(Saved data entries)
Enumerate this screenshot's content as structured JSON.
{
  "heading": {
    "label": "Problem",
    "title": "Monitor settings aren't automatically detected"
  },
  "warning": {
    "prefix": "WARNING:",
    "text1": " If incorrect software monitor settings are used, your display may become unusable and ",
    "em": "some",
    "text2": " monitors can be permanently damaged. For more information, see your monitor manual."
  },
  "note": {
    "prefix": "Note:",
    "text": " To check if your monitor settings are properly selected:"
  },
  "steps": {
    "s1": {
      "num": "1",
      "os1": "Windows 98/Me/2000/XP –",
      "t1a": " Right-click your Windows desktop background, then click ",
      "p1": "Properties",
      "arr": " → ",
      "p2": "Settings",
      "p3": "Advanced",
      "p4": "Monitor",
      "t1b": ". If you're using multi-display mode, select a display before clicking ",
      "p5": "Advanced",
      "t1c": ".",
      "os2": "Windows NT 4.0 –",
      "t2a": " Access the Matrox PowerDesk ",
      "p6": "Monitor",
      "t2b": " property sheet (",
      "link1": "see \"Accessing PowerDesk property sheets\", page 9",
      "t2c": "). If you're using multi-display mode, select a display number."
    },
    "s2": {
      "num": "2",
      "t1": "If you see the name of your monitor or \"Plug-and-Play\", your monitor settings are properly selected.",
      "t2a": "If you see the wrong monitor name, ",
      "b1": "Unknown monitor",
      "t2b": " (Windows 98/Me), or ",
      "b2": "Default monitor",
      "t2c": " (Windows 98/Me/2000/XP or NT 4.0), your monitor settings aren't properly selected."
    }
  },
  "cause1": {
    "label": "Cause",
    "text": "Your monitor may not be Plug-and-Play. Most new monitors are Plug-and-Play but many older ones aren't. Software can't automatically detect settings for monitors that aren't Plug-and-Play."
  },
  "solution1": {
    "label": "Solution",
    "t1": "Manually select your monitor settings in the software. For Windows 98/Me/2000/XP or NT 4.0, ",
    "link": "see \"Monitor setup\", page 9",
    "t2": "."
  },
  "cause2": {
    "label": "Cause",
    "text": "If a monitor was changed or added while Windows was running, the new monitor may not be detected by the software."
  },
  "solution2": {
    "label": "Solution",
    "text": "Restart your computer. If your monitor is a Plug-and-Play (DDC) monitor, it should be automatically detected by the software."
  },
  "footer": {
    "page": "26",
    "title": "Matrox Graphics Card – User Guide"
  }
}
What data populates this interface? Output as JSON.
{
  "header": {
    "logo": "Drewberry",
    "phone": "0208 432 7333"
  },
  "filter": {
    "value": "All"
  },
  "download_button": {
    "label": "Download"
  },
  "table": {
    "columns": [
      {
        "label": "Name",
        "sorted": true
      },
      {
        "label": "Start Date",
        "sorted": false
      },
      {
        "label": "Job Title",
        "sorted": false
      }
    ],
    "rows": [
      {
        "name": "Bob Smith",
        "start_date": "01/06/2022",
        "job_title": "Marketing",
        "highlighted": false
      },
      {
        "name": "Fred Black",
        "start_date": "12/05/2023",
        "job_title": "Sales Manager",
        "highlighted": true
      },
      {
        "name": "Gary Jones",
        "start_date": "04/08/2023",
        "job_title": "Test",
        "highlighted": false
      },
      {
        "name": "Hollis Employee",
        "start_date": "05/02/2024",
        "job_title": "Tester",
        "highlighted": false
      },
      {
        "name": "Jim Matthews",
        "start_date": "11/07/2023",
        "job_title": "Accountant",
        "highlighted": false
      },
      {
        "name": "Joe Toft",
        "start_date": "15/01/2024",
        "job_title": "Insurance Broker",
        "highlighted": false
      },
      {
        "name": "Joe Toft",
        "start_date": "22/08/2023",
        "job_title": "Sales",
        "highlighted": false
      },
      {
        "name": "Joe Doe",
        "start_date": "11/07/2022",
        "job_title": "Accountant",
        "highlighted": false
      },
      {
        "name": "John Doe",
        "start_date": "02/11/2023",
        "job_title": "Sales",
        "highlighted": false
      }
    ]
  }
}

■ **Written request**
Take each line of the material that contains the word "this" and list it.

■ **Expected answer**
Enumerate this screenshot's content as structured JSON.
What data populates this interface? Output as JSON.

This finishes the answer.